◆ DOCUMENT SEGMENT:
++++

Im sorry, 200 questions does not test your knowledge

  • Thread starter Pengwuino
  • Start date
  • #1
Pengwuino
Gold Member
4,989
14

Main Question or Discussion Point

Biology... 200 questions... 2 hours...

Im sorry but if this professor really thought he was testing our knowledge rather then our sheer stamina, he has another thing coming. At some point.. seriously... your brain just seems to start shutting down. I know when it was around problem 150, my brian was just imploding. At 190 i just started looking for words that i've at least heard of before and at 200, i ran for the door. I hate cyrus.
 

Answers and Replies

  • #2
cronxeh
Gold Member
961
10
Great prof, what school is this? This is a university, right?
 
  • #3
Moonbear
Staff Emeritus
Science Advisor
Gold Member
11,490
51
I have to agree with you on that. Sorry to hear you had such a bad experience there. That's more than a question a minute! There's no way you can think through your answers with that many questions in that amount of time...that's just a test of brute force, rote memorization. :yuck: I'm trying to recall how many questions we used to have...I think it was 150 to 200 questions for a 3 hour exam (finals were all 3 hours). That gives you about 2 min per question. Of course some are quick answers that you either know or don't, so that leaves more time for the ones that require some thinking or calculations.
 
  • #4
Curious3141
Homework Helper
2,843
86
We had something like 200 questions on all our Med School undergrad exams, what was worse was that negative marking was employed with equal bias. (+1 for a right answer, -1 for a wrong answer and 0 for an unanswered question).
 
  • #5
Pengwuino
Gold Member
4,989
14
Moonbear said:
I think it was 150 to 200 questions for a 3 hour exam (finals were all 3 hours). That gives you about 2 min per question. Of course some are quick answers that you either know or don't, so that leaves more time for the ones that require some thinking or calculations.
I assume this wasn't a math class :rofl: :rofl:
 
  • #6
Pengwuino
Gold Member
4,989
14
cronxeh said:
Great prof, what school is this? This is a university, right?
CSU - Fresno

Lower division non-science (don't ask) biology class.
 
  • #7
2,985
13
For what it's worth, I had to study for my criminal justice exam the day before (NOT a good idea). I was making a lot of educated guesses. I think I lucked out (Hopefully). I need a 73 or above to keep an A, which means I could miss no more than 13 questions. (Fingers Crossed)

200Q's seems excessive.

Oh, and I can't stand your smell either.

Thread locked.

++++

◆ DATA FOR REVIEW:
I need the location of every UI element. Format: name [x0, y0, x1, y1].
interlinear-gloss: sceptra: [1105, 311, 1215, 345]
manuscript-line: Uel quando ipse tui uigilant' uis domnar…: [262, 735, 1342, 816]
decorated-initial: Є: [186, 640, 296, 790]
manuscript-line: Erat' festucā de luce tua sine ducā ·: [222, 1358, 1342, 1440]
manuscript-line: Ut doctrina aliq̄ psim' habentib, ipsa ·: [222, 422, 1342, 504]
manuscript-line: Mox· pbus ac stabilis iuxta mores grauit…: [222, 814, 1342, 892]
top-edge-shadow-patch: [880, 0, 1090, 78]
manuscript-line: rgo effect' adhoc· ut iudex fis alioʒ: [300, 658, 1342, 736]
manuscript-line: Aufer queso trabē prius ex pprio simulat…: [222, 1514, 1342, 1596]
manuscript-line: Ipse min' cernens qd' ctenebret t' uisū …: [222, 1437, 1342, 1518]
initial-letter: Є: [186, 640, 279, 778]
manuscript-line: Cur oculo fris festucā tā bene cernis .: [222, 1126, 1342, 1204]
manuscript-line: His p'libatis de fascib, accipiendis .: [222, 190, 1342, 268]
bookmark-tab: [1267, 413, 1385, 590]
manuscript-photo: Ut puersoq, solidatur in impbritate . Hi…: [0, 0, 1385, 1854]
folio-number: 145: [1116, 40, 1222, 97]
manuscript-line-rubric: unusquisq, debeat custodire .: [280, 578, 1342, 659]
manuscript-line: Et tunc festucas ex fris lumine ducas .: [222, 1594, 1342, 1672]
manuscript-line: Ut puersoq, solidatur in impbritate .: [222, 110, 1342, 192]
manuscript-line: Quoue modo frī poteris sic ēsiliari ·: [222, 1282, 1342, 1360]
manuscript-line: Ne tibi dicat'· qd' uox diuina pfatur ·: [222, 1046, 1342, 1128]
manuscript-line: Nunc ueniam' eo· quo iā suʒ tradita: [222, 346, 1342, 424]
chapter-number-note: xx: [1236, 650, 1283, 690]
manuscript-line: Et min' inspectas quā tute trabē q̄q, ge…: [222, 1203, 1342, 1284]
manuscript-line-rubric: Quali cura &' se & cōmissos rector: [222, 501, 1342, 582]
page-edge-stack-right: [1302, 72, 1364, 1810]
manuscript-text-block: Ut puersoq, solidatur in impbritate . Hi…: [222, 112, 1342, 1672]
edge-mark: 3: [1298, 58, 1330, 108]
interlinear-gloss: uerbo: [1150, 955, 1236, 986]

++++

◆ WORK ORDER 1: List every distinct username that appears as a poster's name in the forum thread about the 200-question biology exam.
◆ WORK ORDER 2: Reproduce the passage of the forum thread about the 200-question biology exam from "Lower division non-science" to "questions. (Fingers Crossed)".

◆ OUTPUT 1: Pengwuino, cronxeh, Moonbear, Curious3141

◆ OUTPUT 2:
Lower division non-science (don't ask) biology class.
 
  • #7
2,985
13
For what it's worth, I had to study for my criminal justice exam the day before (NOT a good idea). I was making a lot of educated guesses. I think I lucked out (Hopefully). I need a 73 or above to keep an A, which means I could miss no more than 13 questions. (Fingers Crossed)